Problem requirements >> Only lines holding the word "suggestions" should be copied from the material.
--- Records provided ---
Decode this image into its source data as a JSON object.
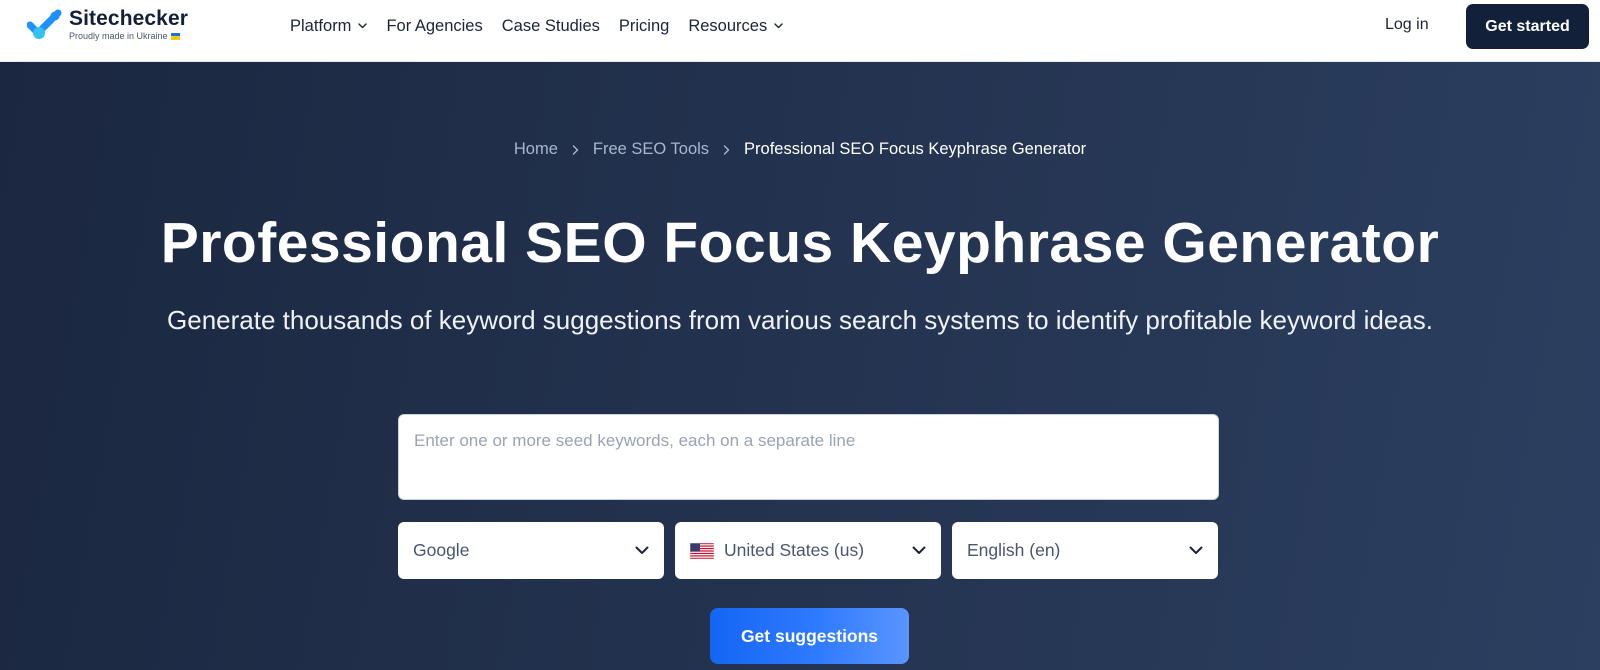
{
  "header": {
    "logo": {
      "name": "Sitechecker",
      "tagline": "Proudly made in Ukraine"
    },
    "nav": [
      {
        "label": "Platform",
        "has_dropdown": true
      },
      {
        "label": "For Agencies",
        "has_dropdown": false
      },
      {
        "label": "Case Studies",
        "has_dropdown": false
      },
      {
        "label": "Pricing",
        "has_dropdown": false
      },
      {
        "label": "Resources",
        "has_dropdown": true
      }
    ],
    "login_label": "Log in",
    "cta_label": "Get started"
  },
  "hero": {
    "breadcrumb": [
      {
        "label": "Home"
      },
      {
        "label": "Free SEO Tools"
      },
      {
        "label": "Professional SEO Focus Keyphrase Generator"
      }
    ],
    "title": "Professional SEO Focus Keyphrase Generator",
    "subtitle": "Generate thousands of keyword suggestions from various search systems to identify profitable keyword ideas.",
    "keywords_input": {
      "value": "",
      "placeholder": "Enter one or more seed keywords, each on a separate line"
    },
    "selects": {
      "search_engine": {
        "value": "Google",
        "icon": "chevron-down-icon"
      },
      "country": {
        "value": "United States (us)",
        "icon": "us-flag-icon"
      },
      "language": {
        "value": "English (en)",
        "icon": "chevron-down-icon"
      }
    },
    "submit_label": "Get suggestions"
  },
  "colors": {
    "navy": "#13203a",
    "hero_bg_start": "#1b2740",
    "hero_bg_end": "#2c3f60",
    "accent_blue": "#1565f5",
    "logo_blue": "#1e90ff",
    "logo_cyan": "#33c1f0"
  }
}
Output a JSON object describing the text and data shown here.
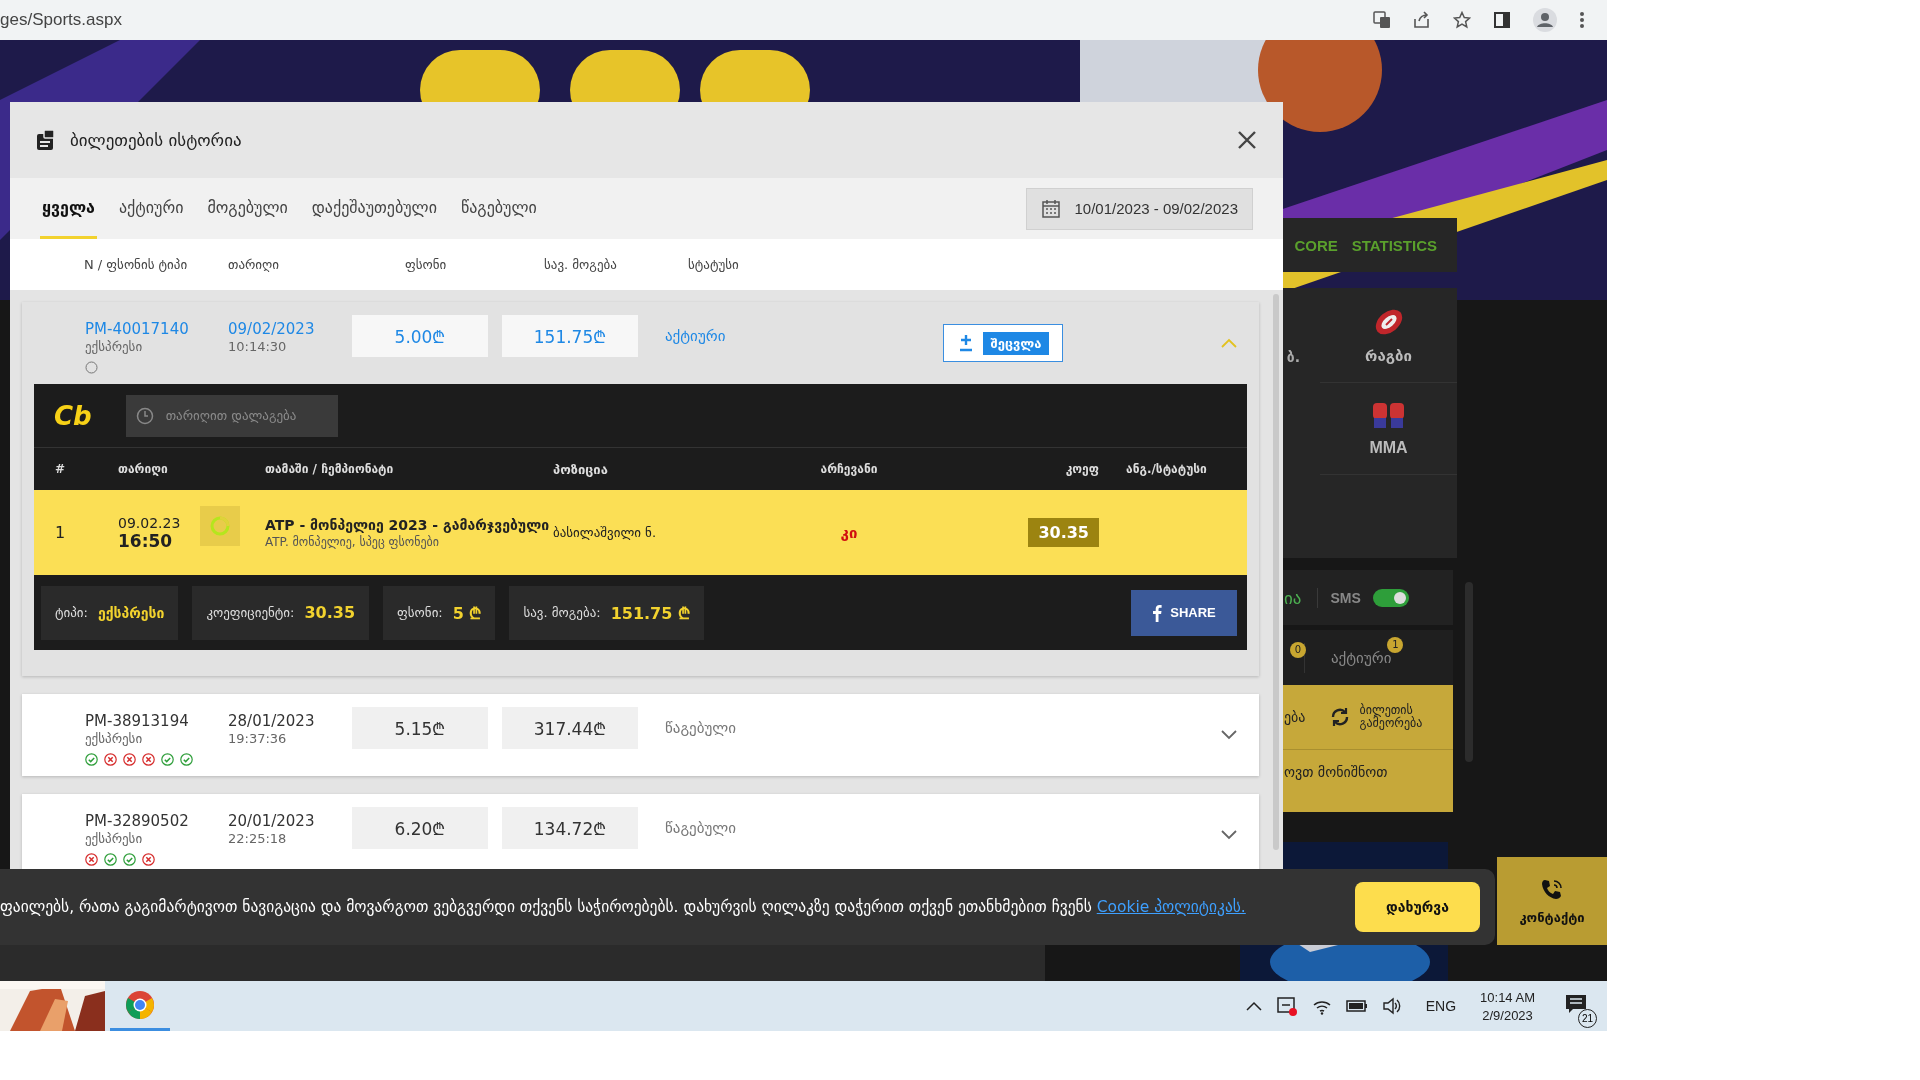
---
Result of this exercise >>
    "subtitle": "Generate thousands of keyword suggestions from various search systems to identify profitable keyword ideas.",
    "submit_label": "Get suggestions"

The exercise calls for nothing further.